**Data for this exercise**
▬▬▬

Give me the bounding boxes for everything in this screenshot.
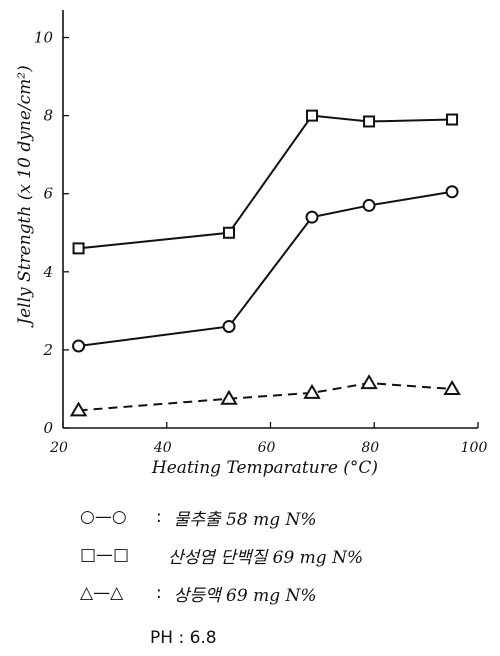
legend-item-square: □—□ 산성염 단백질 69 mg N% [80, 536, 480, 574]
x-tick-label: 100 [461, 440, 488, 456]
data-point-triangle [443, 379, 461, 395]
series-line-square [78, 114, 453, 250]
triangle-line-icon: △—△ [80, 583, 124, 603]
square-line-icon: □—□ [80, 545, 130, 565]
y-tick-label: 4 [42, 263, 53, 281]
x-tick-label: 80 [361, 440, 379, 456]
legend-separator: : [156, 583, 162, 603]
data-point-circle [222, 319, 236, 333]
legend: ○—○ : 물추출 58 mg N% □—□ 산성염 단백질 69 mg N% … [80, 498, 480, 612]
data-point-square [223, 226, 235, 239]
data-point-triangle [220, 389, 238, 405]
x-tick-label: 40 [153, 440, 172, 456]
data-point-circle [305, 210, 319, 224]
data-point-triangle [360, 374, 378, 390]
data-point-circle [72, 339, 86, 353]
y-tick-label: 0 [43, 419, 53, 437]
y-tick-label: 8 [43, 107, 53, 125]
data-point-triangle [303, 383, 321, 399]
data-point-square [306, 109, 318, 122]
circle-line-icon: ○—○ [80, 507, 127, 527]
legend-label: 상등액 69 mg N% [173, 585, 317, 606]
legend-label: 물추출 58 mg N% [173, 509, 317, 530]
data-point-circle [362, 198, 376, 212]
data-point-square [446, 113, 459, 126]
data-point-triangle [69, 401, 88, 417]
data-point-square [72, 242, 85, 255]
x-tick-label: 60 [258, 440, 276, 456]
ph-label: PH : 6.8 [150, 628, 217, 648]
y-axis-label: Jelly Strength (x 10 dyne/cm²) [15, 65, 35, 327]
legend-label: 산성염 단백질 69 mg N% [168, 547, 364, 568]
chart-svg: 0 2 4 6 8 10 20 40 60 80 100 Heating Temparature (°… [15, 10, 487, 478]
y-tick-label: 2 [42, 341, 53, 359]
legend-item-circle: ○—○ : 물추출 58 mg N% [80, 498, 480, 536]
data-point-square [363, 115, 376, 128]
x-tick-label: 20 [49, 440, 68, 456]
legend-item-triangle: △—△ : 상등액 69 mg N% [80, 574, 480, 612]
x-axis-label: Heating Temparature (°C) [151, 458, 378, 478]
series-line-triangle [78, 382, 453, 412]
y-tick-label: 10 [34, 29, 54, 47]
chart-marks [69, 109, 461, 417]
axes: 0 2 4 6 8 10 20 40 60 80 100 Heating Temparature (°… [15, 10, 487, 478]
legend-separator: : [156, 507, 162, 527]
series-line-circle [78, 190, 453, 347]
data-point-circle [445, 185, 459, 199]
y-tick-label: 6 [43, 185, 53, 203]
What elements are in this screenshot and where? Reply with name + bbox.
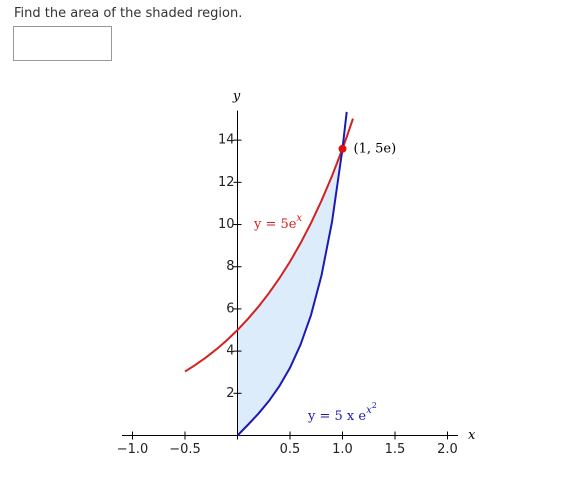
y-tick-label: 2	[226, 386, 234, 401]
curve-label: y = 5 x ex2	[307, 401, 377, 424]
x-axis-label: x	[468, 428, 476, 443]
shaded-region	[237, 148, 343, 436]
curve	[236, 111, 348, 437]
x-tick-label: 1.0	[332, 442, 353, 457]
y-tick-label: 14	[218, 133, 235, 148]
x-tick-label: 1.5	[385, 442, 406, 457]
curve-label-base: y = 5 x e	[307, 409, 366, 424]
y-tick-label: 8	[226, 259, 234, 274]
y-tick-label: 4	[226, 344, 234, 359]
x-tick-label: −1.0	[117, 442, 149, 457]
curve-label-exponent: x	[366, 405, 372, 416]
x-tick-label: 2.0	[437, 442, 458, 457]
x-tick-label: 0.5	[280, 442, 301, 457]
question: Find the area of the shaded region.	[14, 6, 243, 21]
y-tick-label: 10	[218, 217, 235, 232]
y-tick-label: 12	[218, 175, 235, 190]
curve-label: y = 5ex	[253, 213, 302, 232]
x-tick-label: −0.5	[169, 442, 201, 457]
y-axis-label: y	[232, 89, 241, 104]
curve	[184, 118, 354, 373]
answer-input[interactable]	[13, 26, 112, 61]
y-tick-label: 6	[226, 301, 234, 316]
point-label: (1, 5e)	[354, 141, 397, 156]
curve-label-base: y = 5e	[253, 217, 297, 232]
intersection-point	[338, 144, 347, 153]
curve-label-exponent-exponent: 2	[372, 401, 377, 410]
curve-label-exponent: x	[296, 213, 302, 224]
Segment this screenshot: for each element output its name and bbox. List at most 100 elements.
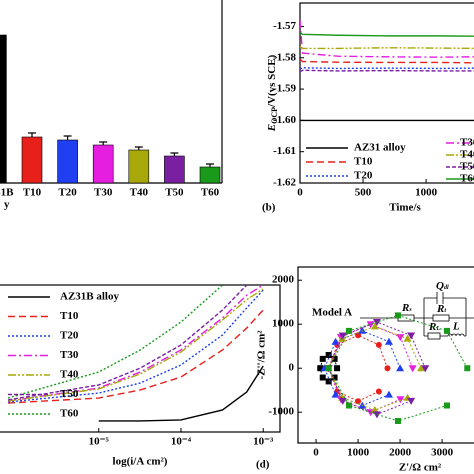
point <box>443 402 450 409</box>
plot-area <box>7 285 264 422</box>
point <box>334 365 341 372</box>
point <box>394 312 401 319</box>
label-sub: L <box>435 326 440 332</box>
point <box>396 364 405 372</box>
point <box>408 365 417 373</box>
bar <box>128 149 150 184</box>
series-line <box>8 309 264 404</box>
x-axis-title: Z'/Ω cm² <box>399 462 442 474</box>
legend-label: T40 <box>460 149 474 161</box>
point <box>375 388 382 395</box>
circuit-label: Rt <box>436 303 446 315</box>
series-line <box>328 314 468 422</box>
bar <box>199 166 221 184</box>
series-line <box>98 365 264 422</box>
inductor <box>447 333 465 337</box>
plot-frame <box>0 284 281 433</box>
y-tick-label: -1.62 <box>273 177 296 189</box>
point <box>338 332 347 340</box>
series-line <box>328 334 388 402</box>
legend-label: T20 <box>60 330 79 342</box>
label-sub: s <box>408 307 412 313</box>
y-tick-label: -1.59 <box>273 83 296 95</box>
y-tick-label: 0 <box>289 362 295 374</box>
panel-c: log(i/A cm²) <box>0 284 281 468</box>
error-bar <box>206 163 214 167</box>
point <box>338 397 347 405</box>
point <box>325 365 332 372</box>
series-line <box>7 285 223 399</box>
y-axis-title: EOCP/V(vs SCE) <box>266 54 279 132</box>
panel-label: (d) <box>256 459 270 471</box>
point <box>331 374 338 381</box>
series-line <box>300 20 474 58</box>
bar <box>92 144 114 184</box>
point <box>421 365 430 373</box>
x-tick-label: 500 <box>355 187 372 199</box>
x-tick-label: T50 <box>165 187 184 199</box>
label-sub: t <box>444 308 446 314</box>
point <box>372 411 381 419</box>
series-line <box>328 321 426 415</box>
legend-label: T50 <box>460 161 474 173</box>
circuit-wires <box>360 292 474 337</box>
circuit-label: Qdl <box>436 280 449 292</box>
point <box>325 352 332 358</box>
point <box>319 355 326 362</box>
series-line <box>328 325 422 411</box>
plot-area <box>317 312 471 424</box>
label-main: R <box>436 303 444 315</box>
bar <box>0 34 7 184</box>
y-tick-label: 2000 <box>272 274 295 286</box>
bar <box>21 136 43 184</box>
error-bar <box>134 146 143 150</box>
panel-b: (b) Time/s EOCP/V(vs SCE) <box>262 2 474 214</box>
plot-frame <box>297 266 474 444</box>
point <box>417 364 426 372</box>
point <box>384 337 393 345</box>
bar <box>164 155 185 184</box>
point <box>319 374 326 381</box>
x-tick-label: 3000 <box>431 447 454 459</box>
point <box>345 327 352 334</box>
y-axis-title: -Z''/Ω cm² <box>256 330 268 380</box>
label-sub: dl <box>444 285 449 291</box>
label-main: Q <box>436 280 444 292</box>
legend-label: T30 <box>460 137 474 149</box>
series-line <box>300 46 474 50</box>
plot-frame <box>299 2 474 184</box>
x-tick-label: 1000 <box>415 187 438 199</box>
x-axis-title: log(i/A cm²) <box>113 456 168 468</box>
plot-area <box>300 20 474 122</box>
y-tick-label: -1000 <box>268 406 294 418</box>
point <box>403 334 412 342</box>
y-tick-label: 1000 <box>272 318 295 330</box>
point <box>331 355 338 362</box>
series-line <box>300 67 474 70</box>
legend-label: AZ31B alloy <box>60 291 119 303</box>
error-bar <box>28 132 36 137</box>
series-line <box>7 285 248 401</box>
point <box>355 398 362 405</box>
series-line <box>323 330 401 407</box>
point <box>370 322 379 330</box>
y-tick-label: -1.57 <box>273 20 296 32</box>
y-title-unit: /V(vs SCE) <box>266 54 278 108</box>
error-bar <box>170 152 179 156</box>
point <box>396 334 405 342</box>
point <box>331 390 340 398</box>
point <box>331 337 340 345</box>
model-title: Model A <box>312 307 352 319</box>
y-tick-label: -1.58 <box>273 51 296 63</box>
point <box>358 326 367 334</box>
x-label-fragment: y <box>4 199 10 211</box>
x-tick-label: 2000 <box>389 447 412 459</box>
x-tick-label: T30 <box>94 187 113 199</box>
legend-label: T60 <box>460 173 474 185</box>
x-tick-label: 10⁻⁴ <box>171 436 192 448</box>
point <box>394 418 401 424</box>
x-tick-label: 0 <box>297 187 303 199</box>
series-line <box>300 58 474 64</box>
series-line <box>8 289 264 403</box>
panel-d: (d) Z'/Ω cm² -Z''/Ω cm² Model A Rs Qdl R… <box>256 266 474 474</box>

▬▬▬

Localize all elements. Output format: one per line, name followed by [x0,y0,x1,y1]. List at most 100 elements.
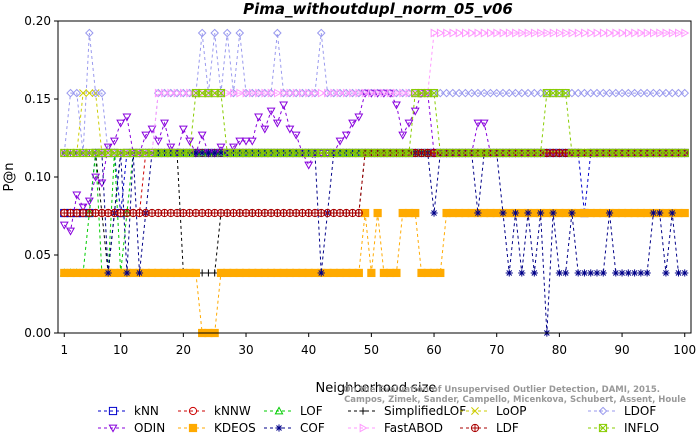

▬▬▬

Write out the stretch of records from the line containing "Give me the" through the line containing "triangle-line-icon: △—△ [80, 583, 124, 603]", including both of those lines, and leave the pictures out of your answer.

**Response to this exercise**
Give me the bounding boxes for everything in this screenshot.
legend-item-square: □—□ 산성염 단백질 69 mg N% [80, 536, 480, 574]
x-tick-label: 100 [461, 440, 488, 456]
data-point-triangle [443, 379, 461, 395]
series-line-square [78, 114, 453, 250]
triangle-line-icon: △—△ [80, 583, 124, 603]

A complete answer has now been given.